● **Challenge**
From the entries below, please gather each line containing the string "polskich".

— BEGIN —

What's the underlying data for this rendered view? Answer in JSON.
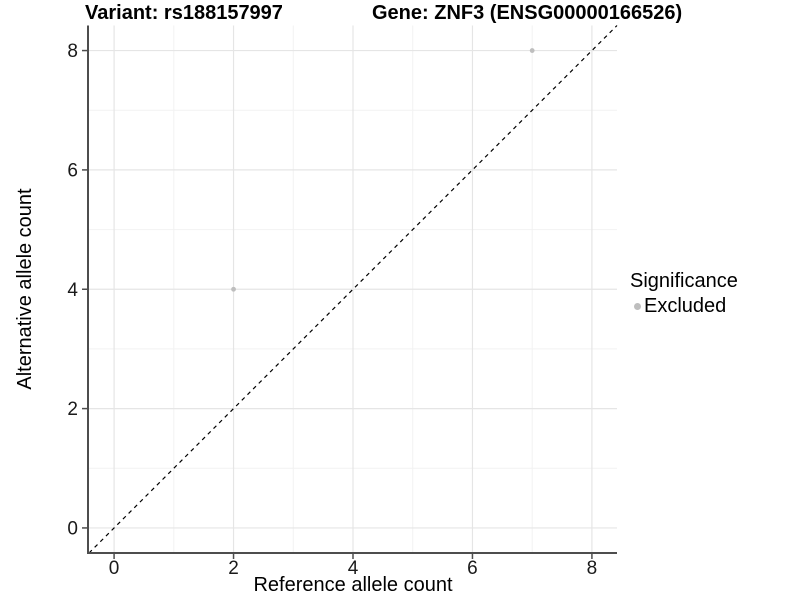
{
  "chart_data": {
    "type": "scatter",
    "title_left": "Variant: rs188157997",
    "title_right": "Gene: ZNF3 (ENSG00000166526)",
    "xlabel": "Reference allele count",
    "ylabel": "Alternative allele count",
    "xlim": [
      -0.42,
      8.42
    ],
    "ylim": [
      -0.42,
      8.42
    ],
    "x_major_ticks": [
      0,
      2,
      4,
      6,
      8
    ],
    "y_major_ticks": [
      0,
      2,
      4,
      6,
      8
    ],
    "x_minor_ticks": [
      1,
      3,
      5,
      7
    ],
    "y_minor_ticks": [
      1,
      3,
      5,
      7
    ],
    "grid": true,
    "series": [
      {
        "name": "Excluded",
        "color": "#bebebe",
        "points": [
          {
            "x": 2,
            "y": 4
          },
          {
            "x": 7,
            "y": 8
          }
        ]
      }
    ],
    "identity_line": {
      "style": "dashed",
      "color": "#000000",
      "from": [
        -0.42,
        -0.42
      ],
      "to": [
        8.42,
        8.42
      ]
    },
    "legend": {
      "title": "Significance",
      "position": "right",
      "entries": [
        {
          "label": "Excluded",
          "color": "#bebebe"
        }
      ]
    },
    "colors": {
      "major_grid": "#e5e5e5",
      "minor_grid": "#f2f2f2",
      "axis_line": "#4d4d4d",
      "tick_label": "#1a1a1a"
    }
  }
}
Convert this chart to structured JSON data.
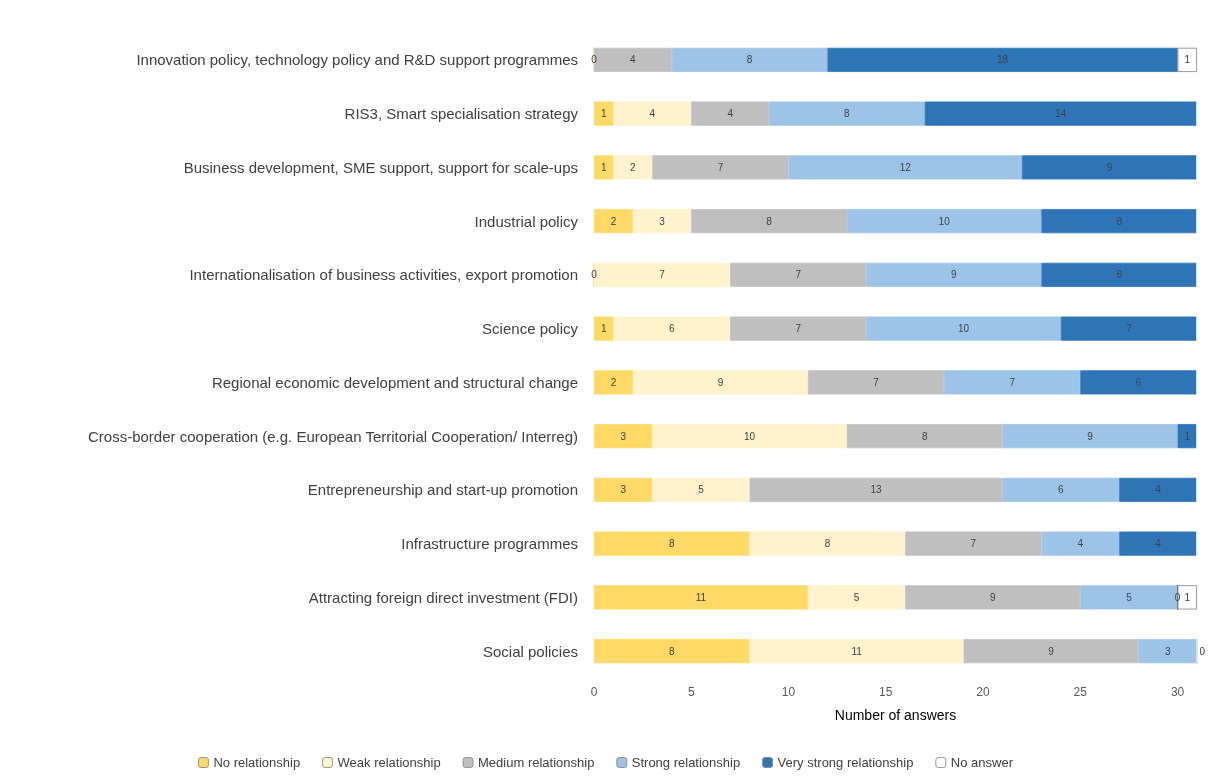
{
  "chart_data": {
    "type": "bar",
    "orientation": "horizontal",
    "stacked": true,
    "xlabel": "Number of answers",
    "categories": [
      "Innovation policy, technology policy and R&D support programmes",
      "RIS3, Smart specialisation strategy",
      "Business development, SME support, support for scale-ups",
      "Industrial policy",
      "Internationalisation of business activities, export promotion",
      "Science policy",
      "Regional economic development and structural change",
      "Cross-border cooperation (e.g. European Territorial Cooperation/ Interreg)",
      "Entrepreneurship and start-up promotion",
      "Infrastructure programmes",
      "Attracting foreign direct investment (FDI)",
      "Social policies"
    ],
    "series": [
      {
        "name": "No relationship",
        "color": "#ffd966",
        "values": [
          0,
          1,
          1,
          2,
          0,
          1,
          2,
          3,
          3,
          8,
          11,
          8
        ],
        "value_labels": [
          "0",
          "1",
          "1",
          "2",
          "0",
          "1",
          "2",
          "3",
          "3",
          "8",
          "11",
          "8"
        ]
      },
      {
        "name": "Weak relationship",
        "color": "#fff2cc",
        "values": [
          0,
          4,
          2,
          3,
          7,
          6,
          9,
          10,
          5,
          8,
          5,
          11
        ],
        "value_labels": [
          null,
          "4",
          "2",
          "3",
          "7",
          "6",
          "9",
          "10",
          "5",
          "8",
          "5",
          "11"
        ]
      },
      {
        "name": "Medium relationship",
        "color": "#bfbfbf",
        "values": [
          4,
          4,
          7,
          8,
          7,
          7,
          7,
          8,
          13,
          7,
          9,
          9
        ],
        "value_labels": [
          "4",
          "4",
          "7",
          "8",
          "7",
          "7",
          "7",
          "8",
          "13",
          "7",
          "9",
          "9"
        ]
      },
      {
        "name": "Strong relationship",
        "color": "#9dc3e6",
        "values": [
          8,
          8,
          12,
          10,
          9,
          10,
          7,
          9,
          6,
          4,
          5,
          3
        ],
        "value_labels": [
          "8",
          "8",
          "12",
          "10",
          "9",
          "10",
          "7",
          "9",
          "6",
          "4",
          "5",
          "3"
        ]
      },
      {
        "name": "Very strong relationship",
        "color": "#2e75b6",
        "values": [
          18,
          14,
          9,
          8,
          8,
          7,
          6,
          1,
          4,
          4,
          0,
          0
        ],
        "value_labels": [
          "18",
          "14",
          "9",
          "8",
          "8",
          "7",
          "6",
          "1",
          "4",
          "4",
          "0",
          "0"
        ]
      },
      {
        "name": "No answer",
        "color": "#ffffff",
        "values": [
          1,
          0,
          0,
          0,
          0,
          0,
          0,
          0,
          0,
          0,
          1,
          0
        ],
        "value_labels": [
          "1",
          null,
          null,
          null,
          null,
          null,
          null,
          null,
          null,
          null,
          "1",
          null
        ]
      }
    ],
    "xlim": [
      0,
      31
    ],
    "xticks": [
      0,
      5,
      10,
      15,
      20,
      25,
      30
    ],
    "grid": false,
    "legend": "bottom"
  }
}
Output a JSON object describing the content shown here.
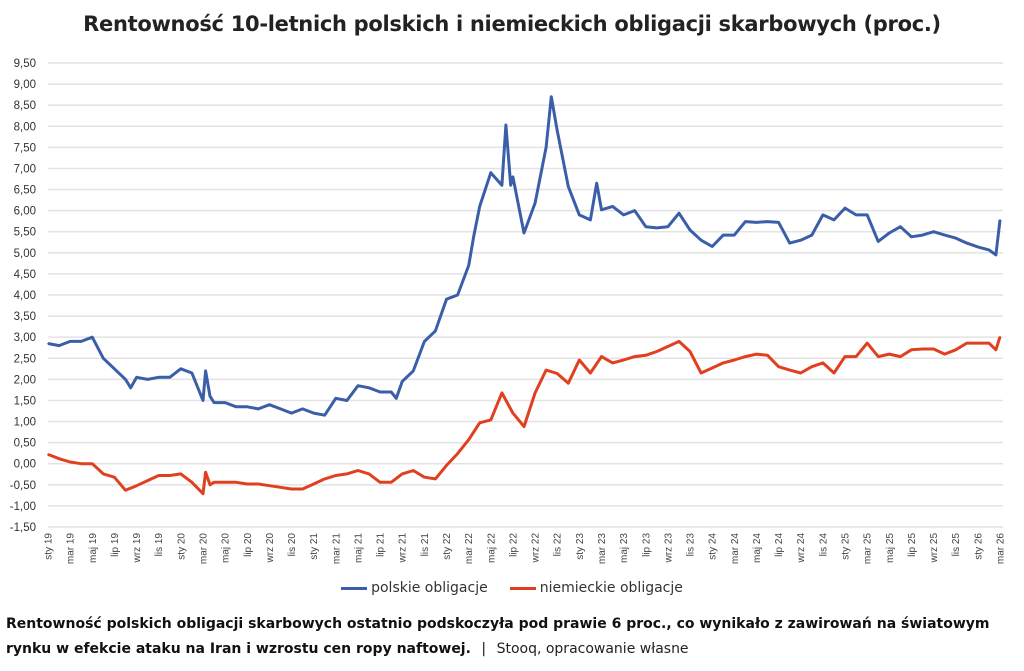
{
  "chart_data": {
    "type": "line",
    "title": "Rentowność 10-letnich polskich i niemieckich obligacji skarbowych (proc.)",
    "xlabel": "",
    "ylabel": "",
    "ylim": [
      -1.5,
      9.5
    ],
    "yticks": [
      "9,50",
      "9,00",
      "8,50",
      "8,00",
      "7,50",
      "7,00",
      "6,50",
      "6,00",
      "5,50",
      "5,00",
      "4,50",
      "4,00",
      "3,50",
      "3,00",
      "2,50",
      "2,00",
      "1,50",
      "1,00",
      "0,50",
      "0,00",
      "-0,50",
      "-1,00",
      "-1,50"
    ],
    "xticks": [
      "sty 19",
      "mar 19",
      "maj 19",
      "lip 19",
      "wrz 19",
      "lis 19",
      "sty 20",
      "mar 20",
      "maj 20",
      "lip 20",
      "wrz 20",
      "lis 20",
      "sty 21",
      "mar 21",
      "maj 21",
      "lip 21",
      "wrz 21",
      "lis 21",
      "sty 22",
      "mar 22",
      "maj 22",
      "lip 22",
      "wrz 22",
      "lis 22",
      "sty 23",
      "mar 23",
      "maj 23",
      "lip 23",
      "wrz 23",
      "lis 23",
      "sty 24",
      "mar 24",
      "maj 24",
      "lip 24",
      "wrz 24",
      "lis 24",
      "sty 25",
      "mar 25",
      "maj 25",
      "lip 25",
      "wrz 25",
      "lis 25",
      "sty 26",
      "mar 26"
    ],
    "xlim": [
      "2019-01",
      "2026-03"
    ],
    "grid": true,
    "legend_position": "bottom",
    "series": [
      {
        "name": "polskie obligacje",
        "color": "#3a5ea8",
        "points": [
          [
            "2019-01",
            2.85
          ],
          [
            "2019-02",
            2.8
          ],
          [
            "2019-03",
            2.9
          ],
          [
            "2019-04",
            2.9
          ],
          [
            "2019-05",
            3.0
          ],
          [
            "2019-06",
            2.5
          ],
          [
            "2019-07",
            2.25
          ],
          [
            "2019-08",
            2.0
          ],
          [
            "2019-08-15",
            1.8
          ],
          [
            "2019-09",
            2.05
          ],
          [
            "2019-10",
            2.0
          ],
          [
            "2019-11",
            2.05
          ],
          [
            "2019-12",
            2.05
          ],
          [
            "2020-01",
            2.25
          ],
          [
            "2020-02",
            2.15
          ],
          [
            "2020-03",
            1.5
          ],
          [
            "2020-03-08",
            2.2
          ],
          [
            "2020-03-20",
            1.6
          ],
          [
            "2020-04",
            1.45
          ],
          [
            "2020-05",
            1.45
          ],
          [
            "2020-06",
            1.35
          ],
          [
            "2020-07",
            1.35
          ],
          [
            "2020-08",
            1.3
          ],
          [
            "2020-09",
            1.4
          ],
          [
            "2020-10",
            1.3
          ],
          [
            "2020-11",
            1.2
          ],
          [
            "2020-12",
            1.3
          ],
          [
            "2021-01",
            1.2
          ],
          [
            "2021-02",
            1.15
          ],
          [
            "2021-03",
            1.55
          ],
          [
            "2021-04",
            1.5
          ],
          [
            "2021-05",
            1.85
          ],
          [
            "2021-06",
            1.8
          ],
          [
            "2021-07",
            1.7
          ],
          [
            "2021-08",
            1.7
          ],
          [
            "2021-08-15",
            1.55
          ],
          [
            "2021-09",
            1.95
          ],
          [
            "2021-10",
            2.2
          ],
          [
            "2021-11",
            2.9
          ],
          [
            "2021-12",
            3.15
          ],
          [
            "2022-01",
            3.9
          ],
          [
            "2022-02",
            4.0
          ],
          [
            "2022-03",
            4.7
          ],
          [
            "2022-03-15",
            5.4
          ],
          [
            "2022-04",
            6.1
          ],
          [
            "2022-05",
            6.9
          ],
          [
            "2022-06",
            6.6
          ],
          [
            "2022-06-12",
            8.03
          ],
          [
            "2022-06-25",
            6.6
          ],
          [
            "2022-07",
            6.8
          ],
          [
            "2022-08",
            5.47
          ],
          [
            "2022-09",
            6.18
          ],
          [
            "2022-10",
            7.5
          ],
          [
            "2022-10-15",
            8.7
          ],
          [
            "2022-11",
            7.9
          ],
          [
            "2022-12",
            6.57
          ],
          [
            "2023-01",
            5.9
          ],
          [
            "2023-02",
            5.78
          ],
          [
            "2023-02-18",
            6.65
          ],
          [
            "2023-03",
            6.02
          ],
          [
            "2023-04",
            6.1
          ],
          [
            "2023-05",
            5.9
          ],
          [
            "2023-06",
            6.0
          ],
          [
            "2023-07",
            5.62
          ],
          [
            "2023-08",
            5.59
          ],
          [
            "2023-09",
            5.62
          ],
          [
            "2023-10",
            5.94
          ],
          [
            "2023-11",
            5.54
          ],
          [
            "2023-12",
            5.3
          ],
          [
            "2024-01",
            5.15
          ],
          [
            "2024-02",
            5.42
          ],
          [
            "2024-03",
            5.42
          ],
          [
            "2024-04",
            5.74
          ],
          [
            "2024-05",
            5.72
          ],
          [
            "2024-06",
            5.74
          ],
          [
            "2024-07",
            5.72
          ],
          [
            "2024-08",
            5.23
          ],
          [
            "2024-09",
            5.3
          ],
          [
            "2024-10",
            5.42
          ],
          [
            "2024-11",
            5.9
          ],
          [
            "2024-12",
            5.78
          ],
          [
            "2025-01",
            6.06
          ],
          [
            "2025-02",
            5.9
          ],
          [
            "2025-03",
            5.9
          ],
          [
            "2025-04",
            5.27
          ],
          [
            "2025-05",
            5.47
          ],
          [
            "2025-06",
            5.62
          ],
          [
            "2025-07",
            5.38
          ],
          [
            "2025-08",
            5.42
          ],
          [
            "2025-09",
            5.5
          ],
          [
            "2025-10",
            5.42
          ],
          [
            "2025-11",
            5.35
          ],
          [
            "2025-12",
            5.23
          ],
          [
            "2026-01",
            5.14
          ],
          [
            "2026-02",
            5.07
          ],
          [
            "2026-02-20",
            4.95
          ],
          [
            "2026-03",
            5.78
          ]
        ]
      },
      {
        "name": "niemieckie obligacje",
        "color": "#e0401f",
        "points": [
          [
            "2019-01",
            0.22
          ],
          [
            "2019-02",
            0.12
          ],
          [
            "2019-03",
            0.04
          ],
          [
            "2019-04",
            0.0
          ],
          [
            "2019-05",
            0.0
          ],
          [
            "2019-06",
            -0.24
          ],
          [
            "2019-07",
            -0.32
          ],
          [
            "2019-08",
            -0.63
          ],
          [
            "2019-09",
            -0.52
          ],
          [
            "2019-10",
            -0.4
          ],
          [
            "2019-11",
            -0.28
          ],
          [
            "2019-12",
            -0.28
          ],
          [
            "2020-01",
            -0.24
          ],
          [
            "2020-02",
            -0.44
          ],
          [
            "2020-03",
            -0.71
          ],
          [
            "2020-03-08",
            -0.2
          ],
          [
            "2020-03-20",
            -0.5
          ],
          [
            "2020-04",
            -0.44
          ],
          [
            "2020-05",
            -0.44
          ],
          [
            "2020-06",
            -0.44
          ],
          [
            "2020-07",
            -0.48
          ],
          [
            "2020-08",
            -0.48
          ],
          [
            "2020-09",
            -0.52
          ],
          [
            "2020-10",
            -0.56
          ],
          [
            "2020-11",
            -0.6
          ],
          [
            "2020-12",
            -0.6
          ],
          [
            "2021-01",
            -0.48
          ],
          [
            "2021-02",
            -0.36
          ],
          [
            "2021-03",
            -0.28
          ],
          [
            "2021-04",
            -0.24
          ],
          [
            "2021-05",
            -0.16
          ],
          [
            "2021-06",
            -0.24
          ],
          [
            "2021-07",
            -0.44
          ],
          [
            "2021-08",
            -0.44
          ],
          [
            "2021-09",
            -0.24
          ],
          [
            "2021-10",
            -0.16
          ],
          [
            "2021-11",
            -0.32
          ],
          [
            "2021-12",
            -0.36
          ],
          [
            "2022-01",
            -0.04
          ],
          [
            "2022-02",
            0.24
          ],
          [
            "2022-03",
            0.57
          ],
          [
            "2022-04",
            0.97
          ],
          [
            "2022-05",
            1.04
          ],
          [
            "2022-06",
            1.68
          ],
          [
            "2022-07",
            1.2
          ],
          [
            "2022-08",
            0.88
          ],
          [
            "2022-09",
            1.68
          ],
          [
            "2022-10",
            2.22
          ],
          [
            "2022-11",
            2.14
          ],
          [
            "2022-12",
            1.91
          ],
          [
            "2023-01",
            2.46
          ],
          [
            "2023-02",
            2.15
          ],
          [
            "2023-03",
            2.54
          ],
          [
            "2023-04",
            2.39
          ],
          [
            "2023-05",
            2.46
          ],
          [
            "2023-06",
            2.54
          ],
          [
            "2023-07",
            2.57
          ],
          [
            "2023-08",
            2.66
          ],
          [
            "2023-09",
            2.78
          ],
          [
            "2023-10",
            2.9
          ],
          [
            "2023-11",
            2.66
          ],
          [
            "2023-12",
            2.15
          ],
          [
            "2024-01",
            2.27
          ],
          [
            "2024-02",
            2.39
          ],
          [
            "2024-03",
            2.46
          ],
          [
            "2024-04",
            2.54
          ],
          [
            "2024-05",
            2.6
          ],
          [
            "2024-06",
            2.57
          ],
          [
            "2024-07",
            2.3
          ],
          [
            "2024-08",
            2.22
          ],
          [
            "2024-09",
            2.15
          ],
          [
            "2024-10",
            2.3
          ],
          [
            "2024-11",
            2.39
          ],
          [
            "2024-12",
            2.15
          ],
          [
            "2025-01",
            2.54
          ],
          [
            "2025-02",
            2.54
          ],
          [
            "2025-03",
            2.86
          ],
          [
            "2025-04",
            2.54
          ],
          [
            "2025-05",
            2.6
          ],
          [
            "2025-06",
            2.54
          ],
          [
            "2025-07",
            2.7
          ],
          [
            "2025-08",
            2.72
          ],
          [
            "2025-09",
            2.72
          ],
          [
            "2025-10",
            2.6
          ],
          [
            "2025-11",
            2.7
          ],
          [
            "2025-12",
            2.86
          ],
          [
            "2026-01",
            2.86
          ],
          [
            "2026-02",
            2.86
          ],
          [
            "2026-02-20",
            2.7
          ],
          [
            "2026-03",
            3.01
          ]
        ]
      }
    ]
  },
  "caption": {
    "text": "Rentowność polskich obligacji skarbowych ostatnio podskoczyła pod prawie 6 proc., co wynikało z zawirowań na światowym rynku w efekcie ataku na Iran i wzrostu cen ropy naftowej.",
    "separator": "|",
    "source": "Stooq, opracowanie własne"
  }
}
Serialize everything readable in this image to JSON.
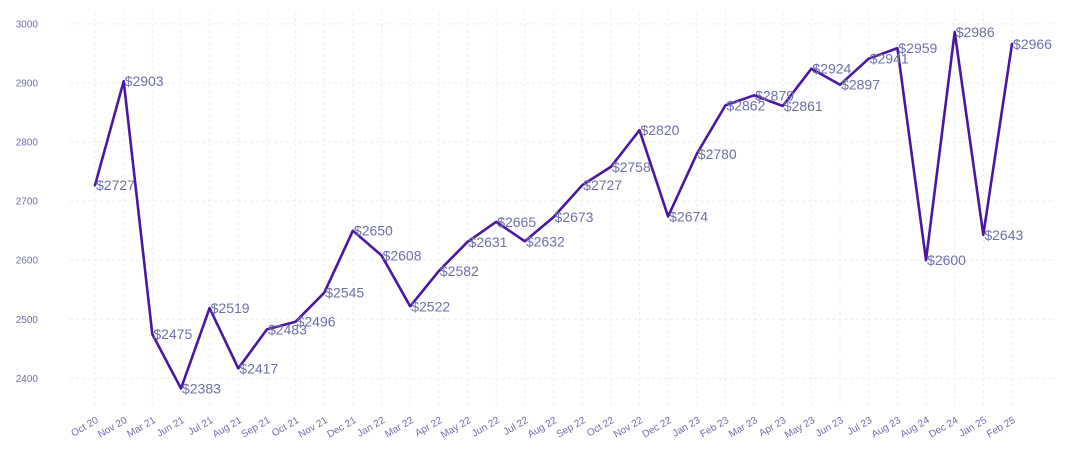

— END —

● **Response for this exercise**
    "title": "Rentowność 10-letnich polskich i niemieckich obligacji skarbowych (proc.)",
    "text": "Rentowność polskich obligacji skarbowych ostatnio podskoczyła pod prawie 6 proc., co wynikało z zawirowań na światowym rynku w efekcie ataku na Iran i wzrostu cen ropy naftowej.",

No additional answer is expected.